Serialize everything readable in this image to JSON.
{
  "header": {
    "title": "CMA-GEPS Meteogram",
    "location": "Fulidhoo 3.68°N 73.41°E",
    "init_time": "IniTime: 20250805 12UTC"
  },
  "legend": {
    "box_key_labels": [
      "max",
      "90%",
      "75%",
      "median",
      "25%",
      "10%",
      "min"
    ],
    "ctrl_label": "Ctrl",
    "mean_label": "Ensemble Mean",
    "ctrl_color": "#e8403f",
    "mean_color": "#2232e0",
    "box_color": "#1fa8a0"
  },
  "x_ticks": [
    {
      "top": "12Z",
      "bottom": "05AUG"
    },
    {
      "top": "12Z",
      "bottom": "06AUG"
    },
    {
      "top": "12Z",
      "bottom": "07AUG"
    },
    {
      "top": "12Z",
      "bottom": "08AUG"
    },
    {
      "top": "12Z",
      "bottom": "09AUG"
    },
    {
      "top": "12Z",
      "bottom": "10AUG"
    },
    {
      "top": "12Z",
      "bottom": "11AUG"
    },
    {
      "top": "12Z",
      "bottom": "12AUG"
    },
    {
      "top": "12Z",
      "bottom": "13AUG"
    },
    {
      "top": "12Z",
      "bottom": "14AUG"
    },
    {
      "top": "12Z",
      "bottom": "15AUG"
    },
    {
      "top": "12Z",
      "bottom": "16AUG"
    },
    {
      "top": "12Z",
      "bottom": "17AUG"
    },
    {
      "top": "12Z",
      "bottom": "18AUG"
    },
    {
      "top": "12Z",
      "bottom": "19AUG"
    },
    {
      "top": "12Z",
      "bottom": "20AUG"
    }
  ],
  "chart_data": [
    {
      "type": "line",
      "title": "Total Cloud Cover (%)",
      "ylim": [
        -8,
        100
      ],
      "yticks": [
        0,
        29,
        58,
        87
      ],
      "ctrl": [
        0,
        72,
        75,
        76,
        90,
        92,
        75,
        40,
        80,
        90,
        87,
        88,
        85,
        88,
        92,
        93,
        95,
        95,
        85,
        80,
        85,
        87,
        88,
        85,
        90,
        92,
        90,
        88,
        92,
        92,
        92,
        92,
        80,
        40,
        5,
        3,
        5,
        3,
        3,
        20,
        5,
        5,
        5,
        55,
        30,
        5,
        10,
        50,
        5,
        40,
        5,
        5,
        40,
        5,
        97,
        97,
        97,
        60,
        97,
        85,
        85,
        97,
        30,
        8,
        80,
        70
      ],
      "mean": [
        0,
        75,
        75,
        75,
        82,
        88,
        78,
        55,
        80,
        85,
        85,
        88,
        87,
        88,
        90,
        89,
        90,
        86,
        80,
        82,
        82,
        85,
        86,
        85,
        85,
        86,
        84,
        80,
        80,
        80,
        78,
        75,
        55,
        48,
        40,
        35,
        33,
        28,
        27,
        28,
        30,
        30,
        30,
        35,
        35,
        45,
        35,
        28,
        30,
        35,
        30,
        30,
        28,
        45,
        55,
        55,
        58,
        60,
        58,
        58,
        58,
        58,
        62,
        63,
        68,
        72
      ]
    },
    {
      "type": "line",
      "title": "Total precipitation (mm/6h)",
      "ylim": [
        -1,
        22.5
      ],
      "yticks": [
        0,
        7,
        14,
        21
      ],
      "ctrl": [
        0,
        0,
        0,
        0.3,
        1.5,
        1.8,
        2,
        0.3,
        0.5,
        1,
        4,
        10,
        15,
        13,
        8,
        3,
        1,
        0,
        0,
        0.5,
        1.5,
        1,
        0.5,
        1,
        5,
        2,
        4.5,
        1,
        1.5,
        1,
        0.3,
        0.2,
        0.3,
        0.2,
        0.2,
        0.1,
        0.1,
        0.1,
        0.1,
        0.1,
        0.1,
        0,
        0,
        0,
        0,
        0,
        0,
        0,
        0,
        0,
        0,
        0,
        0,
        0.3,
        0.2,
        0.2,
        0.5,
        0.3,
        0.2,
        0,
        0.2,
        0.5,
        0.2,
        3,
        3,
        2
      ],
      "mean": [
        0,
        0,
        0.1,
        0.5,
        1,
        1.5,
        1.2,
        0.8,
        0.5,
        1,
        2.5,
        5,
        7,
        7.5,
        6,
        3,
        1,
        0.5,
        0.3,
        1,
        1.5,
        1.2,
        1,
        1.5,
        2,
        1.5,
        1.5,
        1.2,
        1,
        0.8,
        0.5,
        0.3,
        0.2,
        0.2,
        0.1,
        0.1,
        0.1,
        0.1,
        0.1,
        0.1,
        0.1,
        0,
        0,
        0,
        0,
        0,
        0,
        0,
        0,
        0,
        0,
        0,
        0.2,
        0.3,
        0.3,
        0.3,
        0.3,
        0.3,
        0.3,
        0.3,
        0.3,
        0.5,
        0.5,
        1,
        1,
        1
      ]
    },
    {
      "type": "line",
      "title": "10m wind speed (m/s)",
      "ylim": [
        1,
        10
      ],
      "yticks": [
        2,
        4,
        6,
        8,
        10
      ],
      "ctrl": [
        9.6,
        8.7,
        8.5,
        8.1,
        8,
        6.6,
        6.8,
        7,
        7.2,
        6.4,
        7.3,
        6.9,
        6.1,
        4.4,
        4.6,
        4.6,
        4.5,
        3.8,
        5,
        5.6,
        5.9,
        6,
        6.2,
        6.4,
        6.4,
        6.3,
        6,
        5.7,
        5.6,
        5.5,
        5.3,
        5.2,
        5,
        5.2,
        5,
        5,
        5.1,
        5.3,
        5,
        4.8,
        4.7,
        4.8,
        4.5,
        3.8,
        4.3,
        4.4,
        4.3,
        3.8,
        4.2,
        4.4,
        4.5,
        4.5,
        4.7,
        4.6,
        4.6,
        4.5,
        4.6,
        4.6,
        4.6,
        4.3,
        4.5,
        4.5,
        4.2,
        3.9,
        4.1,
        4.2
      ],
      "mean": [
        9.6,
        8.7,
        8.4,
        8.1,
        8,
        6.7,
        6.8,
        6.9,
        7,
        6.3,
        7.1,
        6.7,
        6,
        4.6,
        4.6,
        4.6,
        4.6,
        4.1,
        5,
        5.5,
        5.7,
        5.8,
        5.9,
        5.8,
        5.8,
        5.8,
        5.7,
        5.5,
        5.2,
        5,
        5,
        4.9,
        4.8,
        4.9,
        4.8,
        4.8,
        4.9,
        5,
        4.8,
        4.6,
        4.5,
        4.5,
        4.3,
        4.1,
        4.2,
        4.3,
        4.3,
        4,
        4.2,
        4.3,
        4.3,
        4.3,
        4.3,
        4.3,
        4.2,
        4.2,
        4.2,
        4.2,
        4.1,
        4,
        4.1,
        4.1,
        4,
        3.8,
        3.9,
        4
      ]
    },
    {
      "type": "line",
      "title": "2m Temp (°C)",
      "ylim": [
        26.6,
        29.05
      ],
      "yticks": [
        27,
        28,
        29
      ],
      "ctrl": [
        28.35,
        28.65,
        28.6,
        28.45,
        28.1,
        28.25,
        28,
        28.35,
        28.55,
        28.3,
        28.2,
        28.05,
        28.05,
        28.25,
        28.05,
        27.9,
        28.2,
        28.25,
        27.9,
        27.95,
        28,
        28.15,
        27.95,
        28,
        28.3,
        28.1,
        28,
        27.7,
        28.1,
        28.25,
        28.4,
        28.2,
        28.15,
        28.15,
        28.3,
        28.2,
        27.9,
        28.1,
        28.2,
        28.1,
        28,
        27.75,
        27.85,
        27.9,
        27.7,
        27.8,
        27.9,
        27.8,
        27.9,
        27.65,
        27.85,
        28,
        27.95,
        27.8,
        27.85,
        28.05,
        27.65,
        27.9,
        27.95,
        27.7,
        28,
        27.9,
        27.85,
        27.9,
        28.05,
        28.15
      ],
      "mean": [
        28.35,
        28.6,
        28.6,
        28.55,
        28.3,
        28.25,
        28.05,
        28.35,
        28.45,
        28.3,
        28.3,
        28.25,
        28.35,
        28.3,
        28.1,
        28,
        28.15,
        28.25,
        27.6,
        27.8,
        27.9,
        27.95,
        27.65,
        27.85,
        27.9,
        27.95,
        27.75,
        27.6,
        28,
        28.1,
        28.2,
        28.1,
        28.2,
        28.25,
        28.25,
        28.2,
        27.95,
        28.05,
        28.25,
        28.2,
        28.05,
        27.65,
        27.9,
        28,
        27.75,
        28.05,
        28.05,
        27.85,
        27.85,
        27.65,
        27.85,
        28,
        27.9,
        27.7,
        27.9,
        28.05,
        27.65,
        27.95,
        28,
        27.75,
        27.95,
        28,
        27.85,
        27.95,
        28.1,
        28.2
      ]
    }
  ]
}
-*-*-
== WHAT IS EXPECTED ==
Copy each line that contains the word "title".

== SOLUTION TO THE PROBLEM ==
    "title": "CMA-GEPS Meteogram",
      "title": "Total Cloud Cover (%)",
      "title": "Total precipitation (mm/6h)",
      "title": "10m wind speed (m/s)",
      "title": "2m Temp (°C)",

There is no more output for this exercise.